▶ EXERCISE BRIEF:
Work out the number of lines in the records that include the word "JSON"; reply with that number alone.

(Dataset entries on figures)
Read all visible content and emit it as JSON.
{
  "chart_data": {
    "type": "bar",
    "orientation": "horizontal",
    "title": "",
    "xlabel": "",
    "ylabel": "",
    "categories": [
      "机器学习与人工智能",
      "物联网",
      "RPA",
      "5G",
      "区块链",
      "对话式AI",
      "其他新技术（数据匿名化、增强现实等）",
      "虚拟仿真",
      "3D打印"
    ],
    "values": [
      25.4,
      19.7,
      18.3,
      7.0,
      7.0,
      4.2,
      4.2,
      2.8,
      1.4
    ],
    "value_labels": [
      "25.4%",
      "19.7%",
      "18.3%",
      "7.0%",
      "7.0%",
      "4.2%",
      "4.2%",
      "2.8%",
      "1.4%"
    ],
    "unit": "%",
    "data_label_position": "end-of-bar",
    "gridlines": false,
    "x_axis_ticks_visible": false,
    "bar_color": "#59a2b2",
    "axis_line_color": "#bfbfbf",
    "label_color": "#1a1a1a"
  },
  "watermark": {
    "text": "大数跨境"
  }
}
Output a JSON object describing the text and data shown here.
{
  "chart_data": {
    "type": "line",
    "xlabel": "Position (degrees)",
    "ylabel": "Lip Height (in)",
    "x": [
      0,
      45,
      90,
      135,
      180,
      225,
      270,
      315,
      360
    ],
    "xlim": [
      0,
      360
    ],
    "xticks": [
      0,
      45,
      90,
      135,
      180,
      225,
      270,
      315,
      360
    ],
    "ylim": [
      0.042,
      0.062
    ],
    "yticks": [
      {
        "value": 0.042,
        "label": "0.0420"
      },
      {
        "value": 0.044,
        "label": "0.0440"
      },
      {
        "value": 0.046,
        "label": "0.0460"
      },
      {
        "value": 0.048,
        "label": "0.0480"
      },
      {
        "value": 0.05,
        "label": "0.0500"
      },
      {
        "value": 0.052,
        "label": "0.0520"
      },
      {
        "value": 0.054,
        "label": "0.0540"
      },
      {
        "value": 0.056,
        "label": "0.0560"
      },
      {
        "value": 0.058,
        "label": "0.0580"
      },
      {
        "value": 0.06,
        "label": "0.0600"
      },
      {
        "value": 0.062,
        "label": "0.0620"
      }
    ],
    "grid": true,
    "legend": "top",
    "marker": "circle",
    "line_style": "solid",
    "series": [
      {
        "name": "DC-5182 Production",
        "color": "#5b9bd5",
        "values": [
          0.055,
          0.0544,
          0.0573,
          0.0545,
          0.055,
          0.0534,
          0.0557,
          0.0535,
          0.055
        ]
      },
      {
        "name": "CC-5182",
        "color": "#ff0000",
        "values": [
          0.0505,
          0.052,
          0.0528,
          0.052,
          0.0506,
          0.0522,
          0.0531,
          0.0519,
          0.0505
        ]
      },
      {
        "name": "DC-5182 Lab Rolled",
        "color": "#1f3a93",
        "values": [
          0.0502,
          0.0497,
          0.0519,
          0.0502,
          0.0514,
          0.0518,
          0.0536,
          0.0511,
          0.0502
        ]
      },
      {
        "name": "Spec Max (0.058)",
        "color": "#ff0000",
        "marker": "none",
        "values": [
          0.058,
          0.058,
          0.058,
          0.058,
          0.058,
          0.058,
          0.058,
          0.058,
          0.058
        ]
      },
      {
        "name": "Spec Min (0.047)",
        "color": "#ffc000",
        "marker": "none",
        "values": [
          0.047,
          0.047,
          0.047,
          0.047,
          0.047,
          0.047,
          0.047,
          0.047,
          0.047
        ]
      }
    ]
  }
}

▶ SOLUTION FOR THIS TASK:
2